Gather all lines in the records below that include the word "tarikh".

* Input material:
Start
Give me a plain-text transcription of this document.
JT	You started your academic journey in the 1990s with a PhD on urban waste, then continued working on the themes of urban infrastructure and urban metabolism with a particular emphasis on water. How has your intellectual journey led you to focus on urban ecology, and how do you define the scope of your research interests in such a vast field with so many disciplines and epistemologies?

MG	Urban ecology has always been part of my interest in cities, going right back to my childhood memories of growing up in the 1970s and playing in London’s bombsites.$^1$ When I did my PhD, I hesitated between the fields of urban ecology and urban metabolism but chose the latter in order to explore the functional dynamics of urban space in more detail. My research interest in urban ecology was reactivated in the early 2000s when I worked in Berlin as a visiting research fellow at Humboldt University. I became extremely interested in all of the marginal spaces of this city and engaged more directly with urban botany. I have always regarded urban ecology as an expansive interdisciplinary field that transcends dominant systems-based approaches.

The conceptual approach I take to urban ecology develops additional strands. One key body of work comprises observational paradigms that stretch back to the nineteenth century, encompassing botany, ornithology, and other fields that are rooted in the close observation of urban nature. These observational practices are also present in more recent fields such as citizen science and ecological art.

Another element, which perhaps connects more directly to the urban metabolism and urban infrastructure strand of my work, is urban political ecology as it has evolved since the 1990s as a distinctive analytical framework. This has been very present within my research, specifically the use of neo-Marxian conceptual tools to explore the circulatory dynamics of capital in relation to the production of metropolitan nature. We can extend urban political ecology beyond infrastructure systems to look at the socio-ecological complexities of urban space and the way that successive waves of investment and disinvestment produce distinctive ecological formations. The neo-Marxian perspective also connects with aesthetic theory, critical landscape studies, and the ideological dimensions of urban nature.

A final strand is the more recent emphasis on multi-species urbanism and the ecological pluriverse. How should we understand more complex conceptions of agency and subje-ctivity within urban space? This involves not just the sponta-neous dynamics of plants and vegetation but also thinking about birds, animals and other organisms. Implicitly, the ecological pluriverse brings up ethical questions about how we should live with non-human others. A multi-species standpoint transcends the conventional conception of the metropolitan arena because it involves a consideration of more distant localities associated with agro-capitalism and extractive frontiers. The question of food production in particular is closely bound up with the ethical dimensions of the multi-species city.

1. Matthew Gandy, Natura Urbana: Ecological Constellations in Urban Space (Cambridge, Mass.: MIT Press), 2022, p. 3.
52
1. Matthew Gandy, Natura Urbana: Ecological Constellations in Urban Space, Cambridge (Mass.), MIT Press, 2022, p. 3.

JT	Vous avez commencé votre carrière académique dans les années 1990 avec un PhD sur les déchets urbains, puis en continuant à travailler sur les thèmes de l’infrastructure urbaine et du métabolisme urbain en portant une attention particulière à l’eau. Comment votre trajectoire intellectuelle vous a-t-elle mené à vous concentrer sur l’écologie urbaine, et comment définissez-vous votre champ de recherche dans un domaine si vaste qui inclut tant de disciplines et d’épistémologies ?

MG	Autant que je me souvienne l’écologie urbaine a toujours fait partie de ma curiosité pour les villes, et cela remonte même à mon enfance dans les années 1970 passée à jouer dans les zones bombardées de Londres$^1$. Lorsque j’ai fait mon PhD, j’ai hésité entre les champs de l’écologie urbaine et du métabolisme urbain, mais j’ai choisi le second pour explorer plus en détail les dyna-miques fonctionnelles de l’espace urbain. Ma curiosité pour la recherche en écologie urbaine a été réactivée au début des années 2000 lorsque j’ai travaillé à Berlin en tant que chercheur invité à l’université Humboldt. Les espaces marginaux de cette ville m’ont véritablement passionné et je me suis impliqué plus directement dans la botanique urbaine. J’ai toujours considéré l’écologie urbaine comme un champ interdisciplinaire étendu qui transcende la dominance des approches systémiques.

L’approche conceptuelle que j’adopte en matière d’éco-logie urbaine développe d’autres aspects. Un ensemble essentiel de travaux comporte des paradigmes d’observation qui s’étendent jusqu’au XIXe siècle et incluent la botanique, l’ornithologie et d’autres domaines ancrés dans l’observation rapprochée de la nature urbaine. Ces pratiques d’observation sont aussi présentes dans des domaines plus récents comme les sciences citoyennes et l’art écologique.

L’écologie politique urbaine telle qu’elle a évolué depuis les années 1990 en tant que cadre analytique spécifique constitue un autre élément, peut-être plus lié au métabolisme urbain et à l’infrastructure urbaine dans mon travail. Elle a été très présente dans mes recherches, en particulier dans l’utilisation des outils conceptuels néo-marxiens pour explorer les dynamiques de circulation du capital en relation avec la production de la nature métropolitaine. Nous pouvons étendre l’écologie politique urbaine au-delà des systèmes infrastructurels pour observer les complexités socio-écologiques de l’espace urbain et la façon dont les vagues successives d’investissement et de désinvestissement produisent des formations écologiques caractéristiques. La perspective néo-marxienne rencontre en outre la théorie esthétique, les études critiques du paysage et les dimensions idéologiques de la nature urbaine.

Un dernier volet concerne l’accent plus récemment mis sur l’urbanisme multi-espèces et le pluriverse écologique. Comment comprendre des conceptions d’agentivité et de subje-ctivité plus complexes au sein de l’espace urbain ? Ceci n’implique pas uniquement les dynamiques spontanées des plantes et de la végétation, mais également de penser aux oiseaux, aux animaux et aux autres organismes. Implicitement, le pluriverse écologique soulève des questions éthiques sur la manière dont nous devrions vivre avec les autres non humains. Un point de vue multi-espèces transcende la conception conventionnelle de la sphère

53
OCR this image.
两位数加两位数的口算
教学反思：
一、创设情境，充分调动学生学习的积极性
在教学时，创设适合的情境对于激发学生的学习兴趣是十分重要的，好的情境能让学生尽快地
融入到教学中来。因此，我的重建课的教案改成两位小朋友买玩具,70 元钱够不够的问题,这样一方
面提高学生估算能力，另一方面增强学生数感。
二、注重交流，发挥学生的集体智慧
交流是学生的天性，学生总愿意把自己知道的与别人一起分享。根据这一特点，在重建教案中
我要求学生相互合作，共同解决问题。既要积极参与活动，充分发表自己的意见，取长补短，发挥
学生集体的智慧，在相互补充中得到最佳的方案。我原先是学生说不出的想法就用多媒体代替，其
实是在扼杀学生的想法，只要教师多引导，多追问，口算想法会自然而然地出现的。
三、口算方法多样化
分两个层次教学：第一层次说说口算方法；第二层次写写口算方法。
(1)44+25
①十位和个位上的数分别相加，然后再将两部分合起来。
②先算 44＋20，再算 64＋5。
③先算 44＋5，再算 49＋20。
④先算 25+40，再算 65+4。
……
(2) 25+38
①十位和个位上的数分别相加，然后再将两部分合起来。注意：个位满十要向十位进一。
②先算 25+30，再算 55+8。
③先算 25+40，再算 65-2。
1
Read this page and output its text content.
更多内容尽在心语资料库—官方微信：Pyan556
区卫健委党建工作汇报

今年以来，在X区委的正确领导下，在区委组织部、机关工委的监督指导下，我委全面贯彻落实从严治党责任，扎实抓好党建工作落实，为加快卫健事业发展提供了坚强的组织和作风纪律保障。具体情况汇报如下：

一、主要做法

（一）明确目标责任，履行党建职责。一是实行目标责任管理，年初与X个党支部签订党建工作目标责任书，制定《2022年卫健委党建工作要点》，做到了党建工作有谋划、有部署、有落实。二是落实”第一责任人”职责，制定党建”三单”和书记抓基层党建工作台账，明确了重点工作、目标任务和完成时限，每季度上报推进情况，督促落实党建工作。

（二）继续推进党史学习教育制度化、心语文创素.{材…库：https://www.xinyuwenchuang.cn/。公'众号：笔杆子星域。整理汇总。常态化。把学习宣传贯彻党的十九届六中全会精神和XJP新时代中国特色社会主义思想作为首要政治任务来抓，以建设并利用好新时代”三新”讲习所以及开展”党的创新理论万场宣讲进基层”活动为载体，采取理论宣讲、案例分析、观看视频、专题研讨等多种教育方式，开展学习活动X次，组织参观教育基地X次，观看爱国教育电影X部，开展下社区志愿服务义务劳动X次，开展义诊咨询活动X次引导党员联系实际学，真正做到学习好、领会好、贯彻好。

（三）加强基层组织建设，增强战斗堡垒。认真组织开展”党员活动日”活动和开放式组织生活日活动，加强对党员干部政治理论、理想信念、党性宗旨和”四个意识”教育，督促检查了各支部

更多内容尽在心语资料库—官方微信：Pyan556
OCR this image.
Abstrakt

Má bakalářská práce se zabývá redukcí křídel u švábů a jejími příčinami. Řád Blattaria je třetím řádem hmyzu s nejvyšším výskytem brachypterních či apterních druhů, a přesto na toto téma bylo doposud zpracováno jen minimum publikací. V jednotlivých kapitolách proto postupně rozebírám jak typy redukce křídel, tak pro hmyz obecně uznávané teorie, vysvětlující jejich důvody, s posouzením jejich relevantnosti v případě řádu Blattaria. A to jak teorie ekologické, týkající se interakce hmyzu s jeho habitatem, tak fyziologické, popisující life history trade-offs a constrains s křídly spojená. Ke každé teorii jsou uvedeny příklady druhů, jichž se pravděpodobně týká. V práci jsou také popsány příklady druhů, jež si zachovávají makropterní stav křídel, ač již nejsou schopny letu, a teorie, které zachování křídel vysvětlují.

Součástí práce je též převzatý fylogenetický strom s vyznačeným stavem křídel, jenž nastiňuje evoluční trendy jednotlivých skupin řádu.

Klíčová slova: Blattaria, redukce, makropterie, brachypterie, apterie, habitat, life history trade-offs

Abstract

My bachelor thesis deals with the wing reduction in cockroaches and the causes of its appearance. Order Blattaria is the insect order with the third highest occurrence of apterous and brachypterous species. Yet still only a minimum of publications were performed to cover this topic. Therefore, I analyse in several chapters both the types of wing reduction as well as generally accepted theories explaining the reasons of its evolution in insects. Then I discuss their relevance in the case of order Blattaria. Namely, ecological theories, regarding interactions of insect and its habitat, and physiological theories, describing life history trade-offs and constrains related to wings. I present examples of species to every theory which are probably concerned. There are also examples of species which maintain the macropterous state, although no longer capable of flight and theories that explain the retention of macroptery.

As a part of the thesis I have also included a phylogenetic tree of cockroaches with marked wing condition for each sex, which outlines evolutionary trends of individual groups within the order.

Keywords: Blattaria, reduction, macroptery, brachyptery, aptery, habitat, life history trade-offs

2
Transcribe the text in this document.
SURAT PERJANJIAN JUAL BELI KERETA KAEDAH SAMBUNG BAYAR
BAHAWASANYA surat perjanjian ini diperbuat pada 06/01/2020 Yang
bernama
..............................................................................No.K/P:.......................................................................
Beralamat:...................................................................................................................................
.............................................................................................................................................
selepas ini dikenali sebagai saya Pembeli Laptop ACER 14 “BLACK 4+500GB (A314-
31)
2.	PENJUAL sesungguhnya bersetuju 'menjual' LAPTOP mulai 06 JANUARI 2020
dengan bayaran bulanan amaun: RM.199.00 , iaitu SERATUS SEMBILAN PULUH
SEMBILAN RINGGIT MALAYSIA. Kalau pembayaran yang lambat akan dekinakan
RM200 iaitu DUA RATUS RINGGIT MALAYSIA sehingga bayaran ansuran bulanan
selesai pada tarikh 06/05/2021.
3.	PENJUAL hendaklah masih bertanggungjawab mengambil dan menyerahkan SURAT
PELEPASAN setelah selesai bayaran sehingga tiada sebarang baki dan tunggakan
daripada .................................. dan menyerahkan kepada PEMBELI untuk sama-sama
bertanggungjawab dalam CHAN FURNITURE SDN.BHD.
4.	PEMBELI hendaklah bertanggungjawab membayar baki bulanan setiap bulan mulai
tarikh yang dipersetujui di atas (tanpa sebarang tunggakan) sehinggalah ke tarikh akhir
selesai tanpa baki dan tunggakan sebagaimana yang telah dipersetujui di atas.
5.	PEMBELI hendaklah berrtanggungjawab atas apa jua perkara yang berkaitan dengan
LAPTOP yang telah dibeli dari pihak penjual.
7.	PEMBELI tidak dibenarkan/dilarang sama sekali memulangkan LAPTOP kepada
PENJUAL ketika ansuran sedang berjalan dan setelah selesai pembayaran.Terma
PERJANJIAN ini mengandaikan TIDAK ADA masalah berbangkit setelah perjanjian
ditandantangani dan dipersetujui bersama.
End
* Solution for this exercise:
selesai pada tarikh 06/05/2021.
tarikh yang dipersetujui di atas (tanpa sebarang tunggakan) sehinggalah ke tarikh akhir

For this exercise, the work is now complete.